(Exercise objective): Scan the records and identify every line in which the string "كبير" occurs, then return those lines.

(Supplied material):
>>>>>

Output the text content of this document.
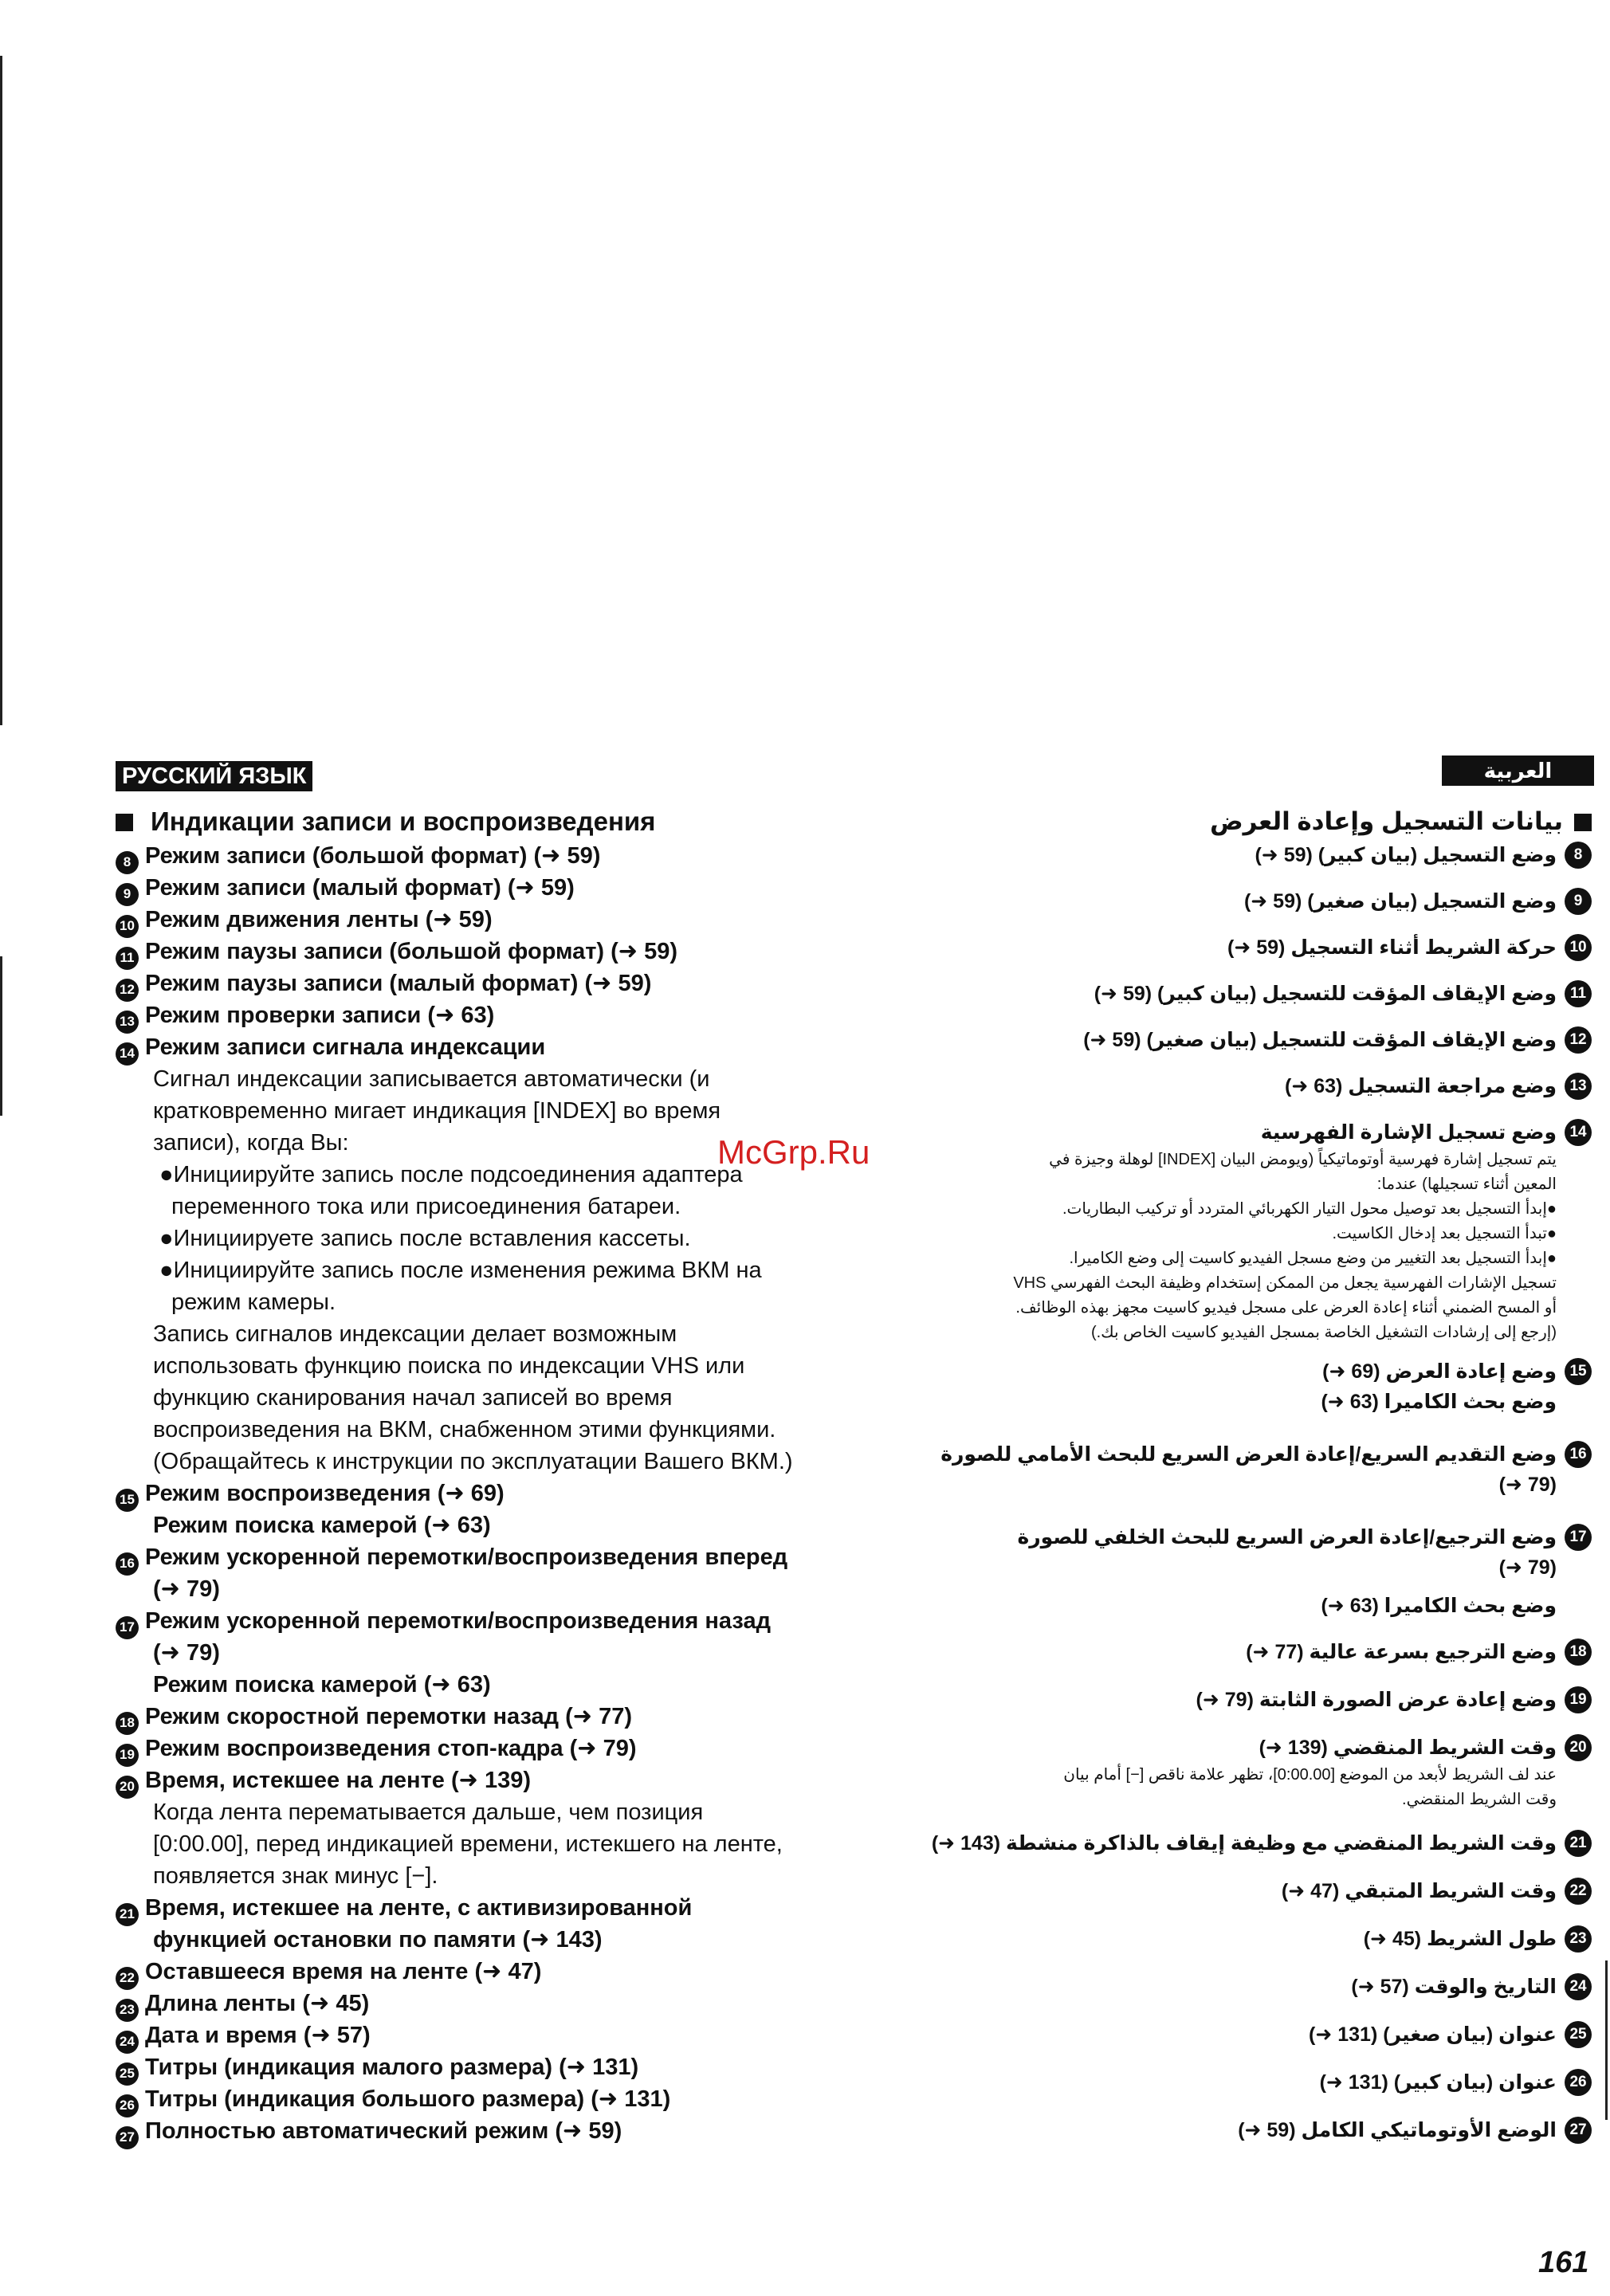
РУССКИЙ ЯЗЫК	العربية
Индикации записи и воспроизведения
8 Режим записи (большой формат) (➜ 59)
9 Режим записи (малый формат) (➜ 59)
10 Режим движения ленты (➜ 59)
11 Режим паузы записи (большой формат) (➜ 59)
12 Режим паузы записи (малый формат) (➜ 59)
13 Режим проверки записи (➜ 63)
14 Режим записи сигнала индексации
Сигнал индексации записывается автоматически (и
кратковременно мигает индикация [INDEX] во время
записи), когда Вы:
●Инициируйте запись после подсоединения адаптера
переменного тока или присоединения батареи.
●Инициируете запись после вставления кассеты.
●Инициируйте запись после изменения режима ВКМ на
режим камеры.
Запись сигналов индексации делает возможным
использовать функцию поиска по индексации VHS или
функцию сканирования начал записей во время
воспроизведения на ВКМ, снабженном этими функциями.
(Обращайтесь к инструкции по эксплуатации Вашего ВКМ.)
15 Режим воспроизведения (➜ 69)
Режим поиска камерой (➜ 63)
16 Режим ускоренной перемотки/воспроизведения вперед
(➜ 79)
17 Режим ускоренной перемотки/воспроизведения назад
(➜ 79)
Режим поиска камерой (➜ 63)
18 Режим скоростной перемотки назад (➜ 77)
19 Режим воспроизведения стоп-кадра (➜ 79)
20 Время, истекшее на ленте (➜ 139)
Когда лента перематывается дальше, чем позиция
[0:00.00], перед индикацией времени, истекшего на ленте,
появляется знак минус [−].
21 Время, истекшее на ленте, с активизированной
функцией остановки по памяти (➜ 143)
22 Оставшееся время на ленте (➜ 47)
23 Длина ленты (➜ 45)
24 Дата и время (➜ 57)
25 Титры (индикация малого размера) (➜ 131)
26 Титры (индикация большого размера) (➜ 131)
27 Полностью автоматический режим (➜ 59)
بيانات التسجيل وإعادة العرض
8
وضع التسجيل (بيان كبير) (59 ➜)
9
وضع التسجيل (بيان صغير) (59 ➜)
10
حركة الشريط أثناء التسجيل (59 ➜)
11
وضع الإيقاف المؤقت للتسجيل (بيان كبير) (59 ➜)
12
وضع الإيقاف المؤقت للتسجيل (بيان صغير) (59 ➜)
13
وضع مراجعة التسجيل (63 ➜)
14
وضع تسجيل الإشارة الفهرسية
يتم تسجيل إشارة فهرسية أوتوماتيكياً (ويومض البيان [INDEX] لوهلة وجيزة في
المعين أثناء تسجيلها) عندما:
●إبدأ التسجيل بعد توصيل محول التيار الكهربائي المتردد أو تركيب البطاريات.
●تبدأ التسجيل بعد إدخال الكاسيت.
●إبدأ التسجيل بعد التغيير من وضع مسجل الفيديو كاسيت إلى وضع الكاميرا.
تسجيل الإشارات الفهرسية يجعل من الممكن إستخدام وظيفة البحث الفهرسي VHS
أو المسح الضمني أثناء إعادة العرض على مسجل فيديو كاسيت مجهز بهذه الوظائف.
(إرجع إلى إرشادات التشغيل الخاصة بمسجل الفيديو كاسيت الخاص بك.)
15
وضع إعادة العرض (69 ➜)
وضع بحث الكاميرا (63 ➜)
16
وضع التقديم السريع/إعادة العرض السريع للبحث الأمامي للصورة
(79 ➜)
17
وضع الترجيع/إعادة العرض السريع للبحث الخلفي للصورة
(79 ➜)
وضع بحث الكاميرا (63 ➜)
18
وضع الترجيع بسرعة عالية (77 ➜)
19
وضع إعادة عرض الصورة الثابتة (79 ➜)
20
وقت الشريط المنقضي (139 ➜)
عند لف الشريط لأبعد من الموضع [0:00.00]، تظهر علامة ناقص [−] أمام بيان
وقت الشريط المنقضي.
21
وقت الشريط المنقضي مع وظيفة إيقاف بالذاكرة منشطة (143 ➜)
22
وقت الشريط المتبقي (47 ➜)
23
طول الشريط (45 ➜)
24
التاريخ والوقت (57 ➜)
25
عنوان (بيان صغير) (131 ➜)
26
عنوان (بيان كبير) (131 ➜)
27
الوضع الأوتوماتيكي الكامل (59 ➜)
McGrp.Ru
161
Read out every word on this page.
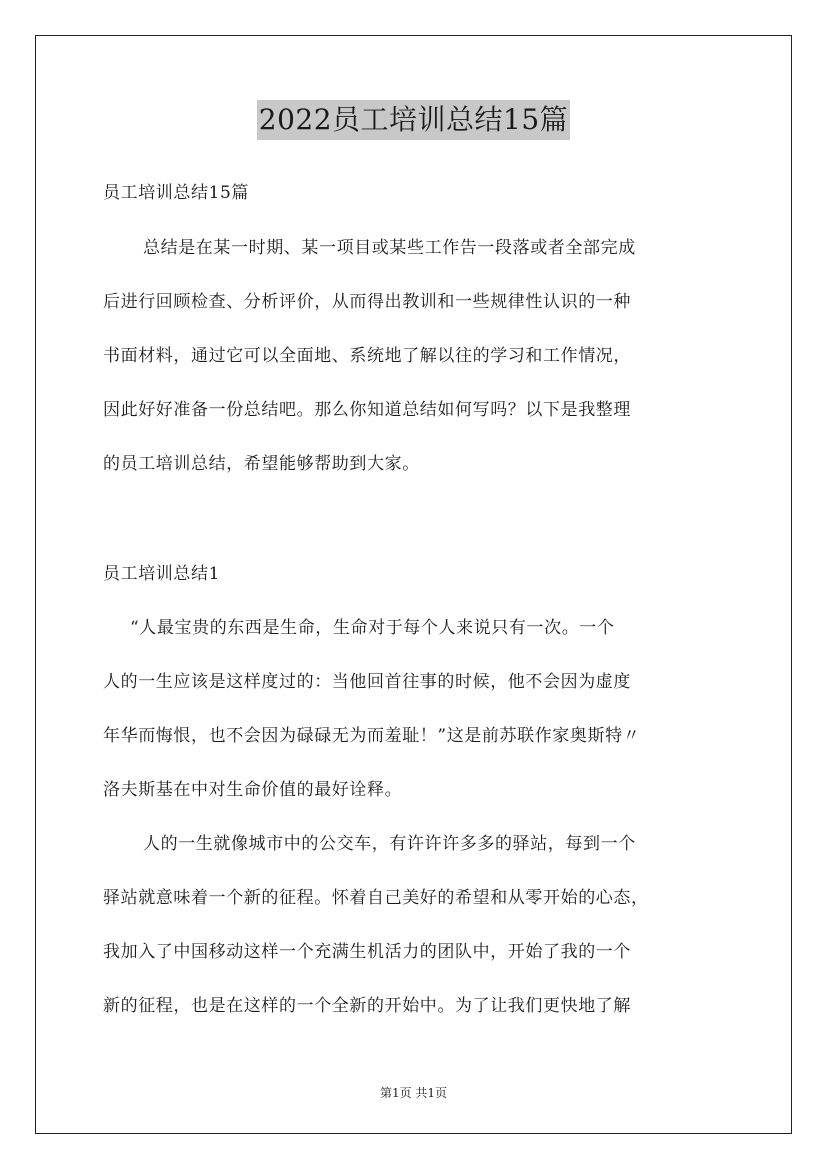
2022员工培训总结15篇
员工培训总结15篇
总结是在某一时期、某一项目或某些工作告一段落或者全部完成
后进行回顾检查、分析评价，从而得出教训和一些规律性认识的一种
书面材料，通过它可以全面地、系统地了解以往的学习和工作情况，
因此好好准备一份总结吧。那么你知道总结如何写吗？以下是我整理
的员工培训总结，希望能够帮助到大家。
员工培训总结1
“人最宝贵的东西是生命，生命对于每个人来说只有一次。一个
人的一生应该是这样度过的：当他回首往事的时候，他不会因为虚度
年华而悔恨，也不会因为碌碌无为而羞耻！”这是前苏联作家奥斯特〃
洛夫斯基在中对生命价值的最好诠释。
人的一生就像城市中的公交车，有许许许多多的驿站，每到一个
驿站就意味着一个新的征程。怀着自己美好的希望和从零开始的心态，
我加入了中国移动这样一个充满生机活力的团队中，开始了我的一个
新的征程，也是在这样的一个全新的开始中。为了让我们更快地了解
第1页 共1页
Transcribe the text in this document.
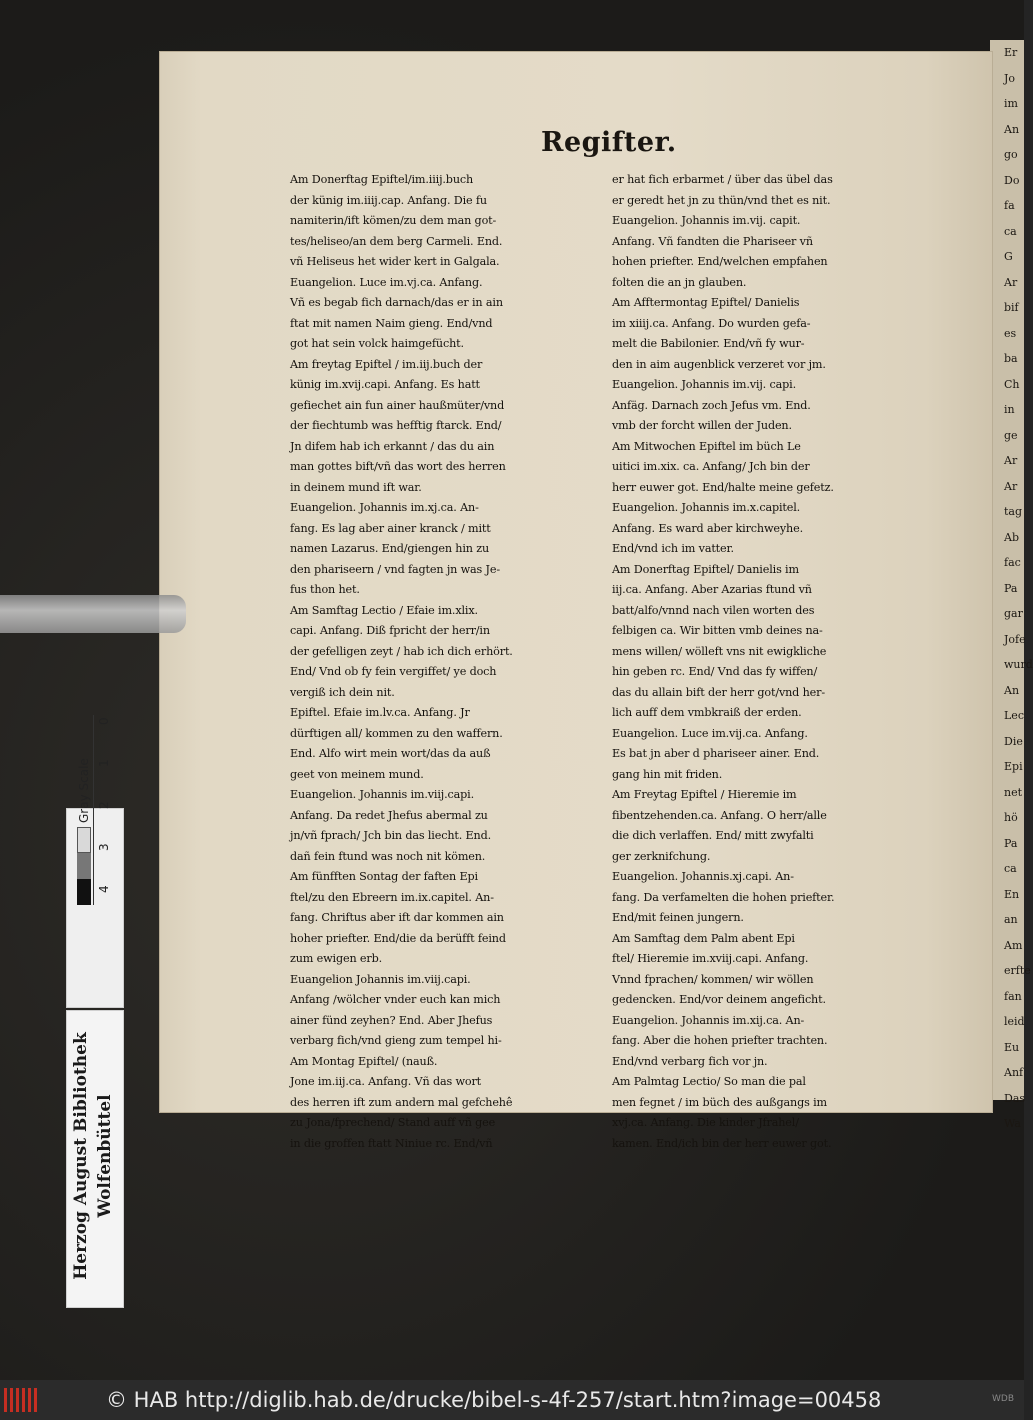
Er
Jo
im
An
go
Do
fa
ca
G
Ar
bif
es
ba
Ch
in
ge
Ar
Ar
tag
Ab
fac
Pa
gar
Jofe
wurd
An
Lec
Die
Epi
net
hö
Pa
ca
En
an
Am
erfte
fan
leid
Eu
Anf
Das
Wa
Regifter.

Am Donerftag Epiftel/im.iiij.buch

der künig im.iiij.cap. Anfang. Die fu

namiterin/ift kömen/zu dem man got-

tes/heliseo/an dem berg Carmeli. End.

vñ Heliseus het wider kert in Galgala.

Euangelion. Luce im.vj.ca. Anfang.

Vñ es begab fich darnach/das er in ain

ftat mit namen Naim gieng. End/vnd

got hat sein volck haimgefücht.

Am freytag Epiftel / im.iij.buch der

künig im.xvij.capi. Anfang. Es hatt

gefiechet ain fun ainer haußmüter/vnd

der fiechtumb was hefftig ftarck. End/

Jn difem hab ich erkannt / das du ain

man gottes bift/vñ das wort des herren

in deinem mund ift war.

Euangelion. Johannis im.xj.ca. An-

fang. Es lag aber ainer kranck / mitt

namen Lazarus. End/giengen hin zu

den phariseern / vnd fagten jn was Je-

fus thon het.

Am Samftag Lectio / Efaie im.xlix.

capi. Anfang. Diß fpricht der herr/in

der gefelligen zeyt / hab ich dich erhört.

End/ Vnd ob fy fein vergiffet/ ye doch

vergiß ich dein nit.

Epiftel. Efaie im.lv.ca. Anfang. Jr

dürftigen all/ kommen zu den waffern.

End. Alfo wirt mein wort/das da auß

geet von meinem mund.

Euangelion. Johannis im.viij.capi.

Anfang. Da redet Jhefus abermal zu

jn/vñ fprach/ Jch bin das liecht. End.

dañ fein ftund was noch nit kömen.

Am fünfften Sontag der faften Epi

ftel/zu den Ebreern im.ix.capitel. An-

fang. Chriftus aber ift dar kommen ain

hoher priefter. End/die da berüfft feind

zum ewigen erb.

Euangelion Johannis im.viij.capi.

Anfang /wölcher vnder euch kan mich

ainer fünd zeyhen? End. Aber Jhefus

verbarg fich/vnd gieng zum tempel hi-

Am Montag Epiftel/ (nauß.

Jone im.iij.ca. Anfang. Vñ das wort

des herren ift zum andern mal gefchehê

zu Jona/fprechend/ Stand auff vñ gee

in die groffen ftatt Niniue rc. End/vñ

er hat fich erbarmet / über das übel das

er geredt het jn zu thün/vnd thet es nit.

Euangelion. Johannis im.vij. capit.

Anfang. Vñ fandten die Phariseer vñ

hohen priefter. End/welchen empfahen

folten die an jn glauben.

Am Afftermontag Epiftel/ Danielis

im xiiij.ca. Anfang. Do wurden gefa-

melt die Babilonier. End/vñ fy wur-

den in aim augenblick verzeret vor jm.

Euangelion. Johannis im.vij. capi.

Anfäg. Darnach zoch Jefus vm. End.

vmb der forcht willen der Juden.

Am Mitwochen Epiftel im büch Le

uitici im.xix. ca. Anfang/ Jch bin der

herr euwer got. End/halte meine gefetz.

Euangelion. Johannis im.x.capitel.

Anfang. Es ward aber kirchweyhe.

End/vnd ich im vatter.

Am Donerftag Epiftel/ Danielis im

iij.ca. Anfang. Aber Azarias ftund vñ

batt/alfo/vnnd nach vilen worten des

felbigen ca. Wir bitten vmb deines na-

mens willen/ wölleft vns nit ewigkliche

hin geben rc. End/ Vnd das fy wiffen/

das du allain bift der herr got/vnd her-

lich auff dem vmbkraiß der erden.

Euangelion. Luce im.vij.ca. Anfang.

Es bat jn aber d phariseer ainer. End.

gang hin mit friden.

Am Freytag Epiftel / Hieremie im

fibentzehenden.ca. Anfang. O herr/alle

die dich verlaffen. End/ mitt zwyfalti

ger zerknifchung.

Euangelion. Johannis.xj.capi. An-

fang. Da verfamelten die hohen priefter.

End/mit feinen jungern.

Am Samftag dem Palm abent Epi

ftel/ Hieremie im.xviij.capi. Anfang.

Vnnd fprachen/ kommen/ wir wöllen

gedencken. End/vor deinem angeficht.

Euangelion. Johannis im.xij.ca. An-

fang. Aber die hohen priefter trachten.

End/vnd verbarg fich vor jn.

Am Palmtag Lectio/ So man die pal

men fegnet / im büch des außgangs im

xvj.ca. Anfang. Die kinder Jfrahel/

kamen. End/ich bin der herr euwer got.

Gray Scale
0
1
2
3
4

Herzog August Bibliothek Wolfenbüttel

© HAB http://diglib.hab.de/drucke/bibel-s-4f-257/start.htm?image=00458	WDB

<<<<<

(Task output):
وضع التسجيل (بيان كبير) (59 ➜)
وضع الإيقاف المؤقت للتسجيل (بيان كبير) (59 ➜)
عنوان (بيان كبير) (131 ➜)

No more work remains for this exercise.